• _PROVIDED MATERIAL_:
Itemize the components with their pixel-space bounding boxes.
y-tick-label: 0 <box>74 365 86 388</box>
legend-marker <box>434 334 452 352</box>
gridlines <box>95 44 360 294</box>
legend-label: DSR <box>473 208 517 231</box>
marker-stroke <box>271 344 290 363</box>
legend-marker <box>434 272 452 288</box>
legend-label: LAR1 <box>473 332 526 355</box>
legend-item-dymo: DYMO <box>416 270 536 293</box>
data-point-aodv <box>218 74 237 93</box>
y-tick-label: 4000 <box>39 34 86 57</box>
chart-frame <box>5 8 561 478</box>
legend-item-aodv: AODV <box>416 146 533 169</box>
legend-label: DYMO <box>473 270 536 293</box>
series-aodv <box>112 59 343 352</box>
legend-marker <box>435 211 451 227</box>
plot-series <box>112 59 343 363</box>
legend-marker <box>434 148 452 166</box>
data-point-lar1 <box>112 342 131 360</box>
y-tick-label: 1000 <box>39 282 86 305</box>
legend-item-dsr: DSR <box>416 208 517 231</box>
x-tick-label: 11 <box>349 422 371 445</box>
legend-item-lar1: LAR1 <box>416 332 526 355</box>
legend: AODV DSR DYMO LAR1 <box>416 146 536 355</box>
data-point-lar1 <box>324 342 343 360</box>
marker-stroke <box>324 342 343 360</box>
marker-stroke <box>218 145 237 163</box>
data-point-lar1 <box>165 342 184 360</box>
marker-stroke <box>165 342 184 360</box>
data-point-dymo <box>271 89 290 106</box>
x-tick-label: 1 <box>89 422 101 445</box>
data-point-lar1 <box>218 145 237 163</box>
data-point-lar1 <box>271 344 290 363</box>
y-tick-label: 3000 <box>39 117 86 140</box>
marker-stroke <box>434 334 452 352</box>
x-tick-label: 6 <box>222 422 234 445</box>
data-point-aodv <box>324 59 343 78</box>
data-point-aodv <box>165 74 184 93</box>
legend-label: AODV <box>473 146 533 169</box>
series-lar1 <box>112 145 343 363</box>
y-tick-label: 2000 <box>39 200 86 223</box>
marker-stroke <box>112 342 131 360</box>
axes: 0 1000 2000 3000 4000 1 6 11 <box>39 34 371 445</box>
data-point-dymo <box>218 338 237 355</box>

• _THE TASK_: Swap each "marker-stroke" in the lines above for "marker-outline", and write out all the lines again with nothing else changed.

• _COMPLETE ANSWER_:
Itemize the components with their pixel-space bounding boxes.
y-tick-label: 0 <box>74 365 86 388</box>
legend-marker <box>434 334 452 352</box>
gridlines <box>95 44 360 294</box>
legend-label: DSR <box>473 208 517 231</box>
marker-outline <box>271 344 290 363</box>
legend-marker <box>434 272 452 288</box>
legend-label: LAR1 <box>473 332 526 355</box>
legend-item-dymo: DYMO <box>416 270 536 293</box>
data-point-aodv <box>218 74 237 93</box>
y-tick-label: 4000 <box>39 34 86 57</box>
chart-frame <box>5 8 561 478</box>
legend-item-aodv: AODV <box>416 146 533 169</box>
legend-label: DYMO <box>473 270 536 293</box>
series-aodv <box>112 59 343 352</box>
legend-marker <box>435 211 451 227</box>
plot-series <box>112 59 343 363</box>
legend-marker <box>434 148 452 166</box>
data-point-lar1 <box>112 342 131 360</box>
y-tick-label: 1000 <box>39 282 86 305</box>
legend-item-dsr: DSR <box>416 208 517 231</box>
x-tick-label: 11 <box>349 422 371 445</box>
legend-item-lar1: LAR1 <box>416 332 526 355</box>
legend: AODV DSR DYMO LAR1 <box>416 146 536 355</box>
data-point-lar1 <box>324 342 343 360</box>
marker-outline <box>324 342 343 360</box>
marker-outline <box>218 145 237 163</box>
data-point-lar1 <box>165 342 184 360</box>
marker-outline <box>165 342 184 360</box>
data-point-dymo <box>271 89 290 106</box>
x-tick-label: 1 <box>89 422 101 445</box>
data-point-lar1 <box>218 145 237 163</box>
data-point-lar1 <box>271 344 290 363</box>
y-tick-label: 3000 <box>39 117 86 140</box>
marker-outline <box>434 334 452 352</box>
x-tick-label: 6 <box>222 422 234 445</box>
data-point-aodv <box>324 59 343 78</box>
data-point-aodv <box>165 74 184 93</box>
legend-label: AODV <box>473 146 533 169</box>
series-lar1 <box>112 145 343 363</box>
y-tick-label: 2000 <box>39 200 86 223</box>
marker-outline <box>112 342 131 360</box>
axes: 0 1000 2000 3000 4000 1 6 11 <box>39 34 371 445</box>
data-point-dymo <box>218 338 237 355</box>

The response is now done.